→ **SHORT PROBLEM**
Return every line of the records that contains the string "axis", with case counting.

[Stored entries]

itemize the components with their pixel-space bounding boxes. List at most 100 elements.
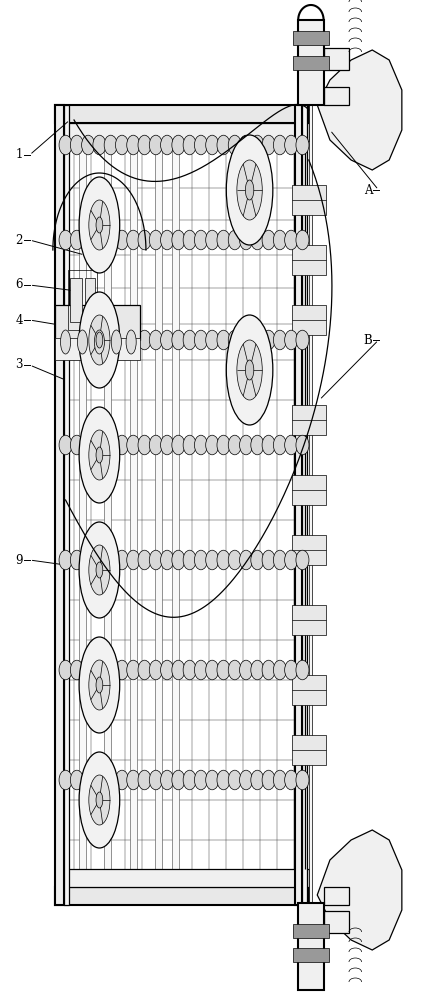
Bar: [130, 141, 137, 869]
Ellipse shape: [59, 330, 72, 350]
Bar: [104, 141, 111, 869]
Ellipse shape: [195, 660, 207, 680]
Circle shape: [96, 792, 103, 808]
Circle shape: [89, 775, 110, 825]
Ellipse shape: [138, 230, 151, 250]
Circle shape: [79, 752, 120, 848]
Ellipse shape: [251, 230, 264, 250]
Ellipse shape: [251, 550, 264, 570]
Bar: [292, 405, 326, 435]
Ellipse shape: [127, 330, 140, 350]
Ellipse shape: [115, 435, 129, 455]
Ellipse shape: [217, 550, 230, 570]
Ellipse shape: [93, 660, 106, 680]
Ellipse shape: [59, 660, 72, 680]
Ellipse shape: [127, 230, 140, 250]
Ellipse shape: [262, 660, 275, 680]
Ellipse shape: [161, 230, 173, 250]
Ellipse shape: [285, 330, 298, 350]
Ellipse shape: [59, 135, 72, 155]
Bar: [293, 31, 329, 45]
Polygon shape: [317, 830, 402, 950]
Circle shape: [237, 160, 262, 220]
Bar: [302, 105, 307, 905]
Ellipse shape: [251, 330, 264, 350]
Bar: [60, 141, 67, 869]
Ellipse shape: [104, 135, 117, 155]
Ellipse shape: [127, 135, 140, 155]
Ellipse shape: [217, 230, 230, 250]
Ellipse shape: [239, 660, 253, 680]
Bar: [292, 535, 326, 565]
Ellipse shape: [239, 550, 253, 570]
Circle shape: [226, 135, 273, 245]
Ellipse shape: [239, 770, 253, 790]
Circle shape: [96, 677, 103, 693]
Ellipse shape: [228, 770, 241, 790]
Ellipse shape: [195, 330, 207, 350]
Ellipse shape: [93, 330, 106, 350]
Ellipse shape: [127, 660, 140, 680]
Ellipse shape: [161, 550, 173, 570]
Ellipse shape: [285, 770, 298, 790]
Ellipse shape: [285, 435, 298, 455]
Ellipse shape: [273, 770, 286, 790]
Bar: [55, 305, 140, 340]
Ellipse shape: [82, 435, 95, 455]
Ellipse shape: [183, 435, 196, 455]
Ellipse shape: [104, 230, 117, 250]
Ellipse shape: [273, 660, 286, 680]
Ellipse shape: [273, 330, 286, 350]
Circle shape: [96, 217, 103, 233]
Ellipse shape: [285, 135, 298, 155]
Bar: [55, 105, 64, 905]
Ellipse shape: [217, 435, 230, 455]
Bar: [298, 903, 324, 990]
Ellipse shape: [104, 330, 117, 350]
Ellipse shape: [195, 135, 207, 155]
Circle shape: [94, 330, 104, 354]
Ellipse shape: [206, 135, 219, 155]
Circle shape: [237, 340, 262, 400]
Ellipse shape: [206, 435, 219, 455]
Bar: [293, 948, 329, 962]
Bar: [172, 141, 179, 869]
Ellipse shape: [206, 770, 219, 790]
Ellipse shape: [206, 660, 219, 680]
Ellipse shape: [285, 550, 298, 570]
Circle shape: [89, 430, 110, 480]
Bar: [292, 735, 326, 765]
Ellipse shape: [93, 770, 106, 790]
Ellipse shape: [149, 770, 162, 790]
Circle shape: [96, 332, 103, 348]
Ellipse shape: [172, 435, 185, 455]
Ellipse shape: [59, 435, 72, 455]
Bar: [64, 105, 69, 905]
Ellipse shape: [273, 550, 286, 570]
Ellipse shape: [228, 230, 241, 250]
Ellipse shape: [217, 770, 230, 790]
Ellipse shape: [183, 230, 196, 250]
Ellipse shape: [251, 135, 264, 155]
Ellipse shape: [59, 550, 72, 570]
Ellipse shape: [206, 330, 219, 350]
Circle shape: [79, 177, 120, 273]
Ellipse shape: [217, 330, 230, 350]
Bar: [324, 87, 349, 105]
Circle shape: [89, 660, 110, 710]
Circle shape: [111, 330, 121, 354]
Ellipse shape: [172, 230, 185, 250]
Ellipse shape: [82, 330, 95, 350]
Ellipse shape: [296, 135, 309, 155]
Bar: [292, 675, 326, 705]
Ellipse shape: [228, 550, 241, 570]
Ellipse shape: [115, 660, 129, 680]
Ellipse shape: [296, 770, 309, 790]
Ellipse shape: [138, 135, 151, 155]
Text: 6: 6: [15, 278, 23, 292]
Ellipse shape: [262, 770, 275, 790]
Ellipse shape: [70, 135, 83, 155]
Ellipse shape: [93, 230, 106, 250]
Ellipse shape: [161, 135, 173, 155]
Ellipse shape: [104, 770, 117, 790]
---
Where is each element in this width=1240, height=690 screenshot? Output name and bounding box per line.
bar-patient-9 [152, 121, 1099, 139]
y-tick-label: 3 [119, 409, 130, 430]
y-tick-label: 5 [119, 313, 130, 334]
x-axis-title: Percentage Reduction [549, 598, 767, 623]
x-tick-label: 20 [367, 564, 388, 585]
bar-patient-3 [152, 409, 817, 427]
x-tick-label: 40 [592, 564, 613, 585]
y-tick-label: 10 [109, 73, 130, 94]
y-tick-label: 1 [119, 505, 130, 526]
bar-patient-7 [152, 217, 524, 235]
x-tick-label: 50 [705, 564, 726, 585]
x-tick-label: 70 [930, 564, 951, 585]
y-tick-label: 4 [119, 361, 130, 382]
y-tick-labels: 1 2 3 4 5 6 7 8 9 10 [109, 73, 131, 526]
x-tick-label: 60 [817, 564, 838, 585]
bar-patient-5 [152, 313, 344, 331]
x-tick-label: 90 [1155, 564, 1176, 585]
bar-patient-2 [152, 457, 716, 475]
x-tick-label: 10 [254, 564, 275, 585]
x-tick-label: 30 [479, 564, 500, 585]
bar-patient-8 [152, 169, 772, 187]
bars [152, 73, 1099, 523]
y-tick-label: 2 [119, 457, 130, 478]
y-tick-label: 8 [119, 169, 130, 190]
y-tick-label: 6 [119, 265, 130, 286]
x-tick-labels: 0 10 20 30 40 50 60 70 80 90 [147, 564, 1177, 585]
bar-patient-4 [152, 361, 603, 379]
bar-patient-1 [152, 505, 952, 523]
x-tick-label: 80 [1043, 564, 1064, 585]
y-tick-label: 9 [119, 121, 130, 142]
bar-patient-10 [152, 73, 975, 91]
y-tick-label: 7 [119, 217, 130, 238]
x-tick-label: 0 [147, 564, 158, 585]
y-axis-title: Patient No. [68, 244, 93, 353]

→ **THE SOLUTION**
x-axis-title: Percentage Reduction [549, 598, 767, 623]
y-axis-title: Patient No. [68, 244, 93, 353]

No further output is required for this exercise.